[Task objective]
Without including any pictures, write out all the entries exactly.

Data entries
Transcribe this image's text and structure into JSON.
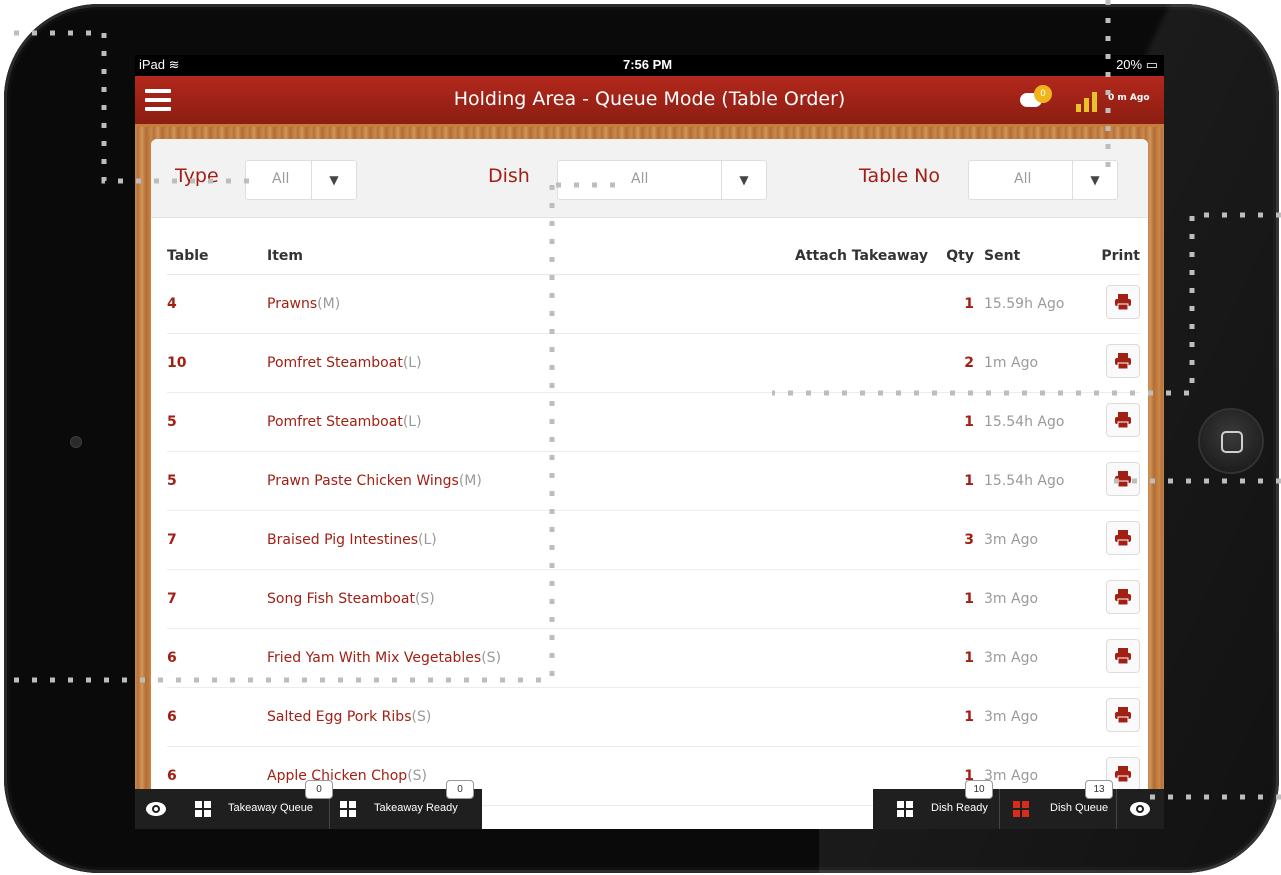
{
  "status": {
    "carrier": "iPad",
    "time": "7:56 PM",
    "battery": "20%"
  },
  "header": {
    "title": "Holding Area - Queue Mode (Table Order)",
    "notification_count": "0",
    "last_update": "0 m Ago"
  },
  "filters": {
    "type_label": "Type",
    "type_value": "All",
    "dish_label": "Dish",
    "dish_value": "All",
    "table_label": "Table No",
    "table_value": "All"
  },
  "columns": {
    "table": "Table",
    "item": "Item",
    "attach": "Attach Takeaway",
    "qty": "Qty",
    "sent": "Sent",
    "print": "Print"
  },
  "rows": [
    {
      "table": "4",
      "item": "Prawns",
      "size": "(M)",
      "qty": "1",
      "sent": "15.59h Ago"
    },
    {
      "table": "10",
      "item": "Pomfret Steamboat",
      "size": "(L)",
      "qty": "2",
      "sent": "1m Ago"
    },
    {
      "table": "5",
      "item": "Pomfret Steamboat",
      "size": "(L)",
      "qty": "1",
      "sent": "15.54h Ago"
    },
    {
      "table": "5",
      "item": "Prawn Paste Chicken Wings",
      "size": "(M)",
      "qty": "1",
      "sent": "15.54h Ago"
    },
    {
      "table": "7",
      "item": "Braised Pig Intestines",
      "size": "(L)",
      "qty": "3",
      "sent": "3m Ago"
    },
    {
      "table": "7",
      "item": "Song Fish Steamboat",
      "size": "(S)",
      "qty": "1",
      "sent": "3m Ago"
    },
    {
      "table": "6",
      "item": "Fried Yam With Mix Vegetables",
      "size": "(S)",
      "qty": "1",
      "sent": "3m Ago"
    },
    {
      "table": "6",
      "item": "Salted Egg Pork Ribs",
      "size": "(S)",
      "qty": "1",
      "sent": "3m Ago"
    },
    {
      "table": "6",
      "item": "Apple Chicken Chop",
      "size": "(S)",
      "qty": "1",
      "sent": "3m Ago"
    }
  ],
  "bottom": {
    "takeaway_queue": {
      "label": "Takeaway Queue",
      "count": "0"
    },
    "takeaway_ready": {
      "label": "Takeaway Ready",
      "count": "0"
    },
    "dish_ready": {
      "label": "Dish Ready",
      "count": "10"
    },
    "dish_queue": {
      "label": "Dish Queue",
      "count": "13"
    }
  },
  "colors": {
    "accent": "#a21f14",
    "header": "#a8261a",
    "badge": "#f0b51a"
  },
  "icons": [
    "menu-icon",
    "chat-icon",
    "signal-icon",
    "dropdown-arrow-icon",
    "printer-icon",
    "eye-icon",
    "grid-icon",
    "home-button-icon"
  ]
}
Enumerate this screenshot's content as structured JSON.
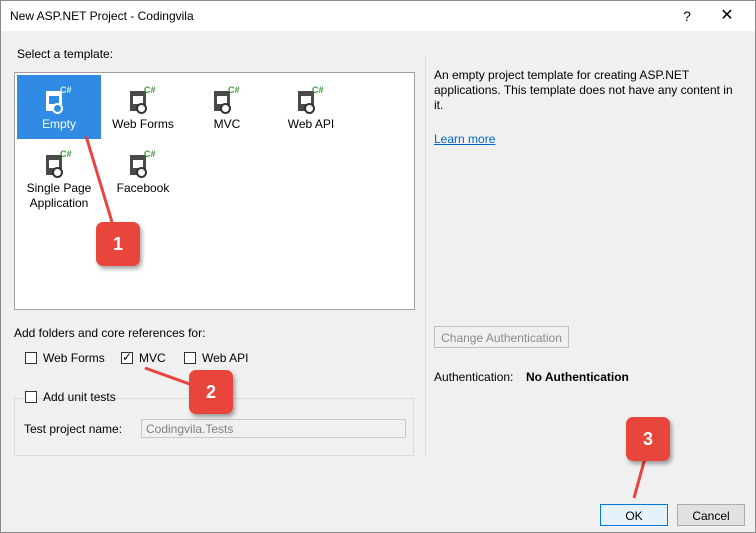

[Task output]
Transcribe this image's text and structure into JSON.
{
  "status": {
    "carrier": "iPad",
    "time": "7:56 PM",
    "battery": "20%"
  },
  "header": {
    "title": "Holding Area - Queue Mode (Table Order)",
    "notification_count": "0",
    "last_update": "0 m Ago"
  },
  "filters": {
    "type_label": "Type",
    "type_value": "All",
    "dish_label": "Dish",
    "dish_value": "All",
    "table_label": "Table No",
    "table_value": "All"
  },
  "columns": {
    "table": "Table",
    "item": "Item",
    "attach": "Attach Takeaway",
    "qty": "Qty",
    "sent": "Sent",
    "print": "Print"
  },
  "rows": [
    {
      "table": "4",
      "item": "Prawns",
      "size": "(M)",
      "qty": "1",
      "sent": "15.59h Ago"
    },
    {
      "table": "10",
      "item": "Pomfret Steamboat",
      "size": "(L)",
      "qty": "2",
      "sent": "1m Ago"
    },
    {
      "table": "5",
      "item": "Pomfret Steamboat",
      "size": "(L)",
      "qty": "1",
      "sent": "15.54h Ago"
    },
    {
      "table": "5",
      "item": "Prawn Paste Chicken Wings",
      "size": "(M)",
      "qty": "1",
      "sent": "15.54h Ago"
    },
    {
      "table": "7",
      "item": "Braised Pig Intestines",
      "size": "(L)",
      "qty": "3",
      "sent": "3m Ago"
    },
    {
      "table": "7",
      "item": "Song Fish Steamboat",
      "size": "(S)",
      "qty": "1",
      "sent": "3m Ago"
    },
    {
      "table": "6",
      "item": "Fried Yam With Mix Vegetables",
      "size": "(S)",
      "qty": "1",
      "sent": "3m Ago"
    },
    {
      "table": "6",
      "item": "Salted Egg Pork Ribs",
      "size": "(S)",
      "qty": "1",
      "sent": "3m Ago"
    },
    {
      "table": "6",
      "item": "Apple Chicken Chop",
      "size": "(S)",
      "qty": "1",
      "sent": "3m Ago"
    }
  ],
  "bottom": {
    "takeaway_queue": {
      "label": "Takeaway Queue",
      "count": "0"
    },
    "takeaway_ready": {
      "label": "Takeaway Ready",
      "count": "0"
    },
    "dish_ready": {
      "label": "Dish Ready",
      "count": "10"
    },
    "dish_queue": {
      "label": "Dish Queue",
      "count": "13"
    }
  },
  "colors": {
    "accent": "#a21f14",
    "header": "#a8261a",
    "badge": "#f0b51a"
  },
  "icons": [
    "menu-icon",
    "chat-icon",
    "signal-icon",
    "dropdown-arrow-icon",
    "printer-icon",
    "eye-icon",
    "grid-icon",
    "home-button-icon"
  ]
}
Enumerate this screenshot's content as structured JSON.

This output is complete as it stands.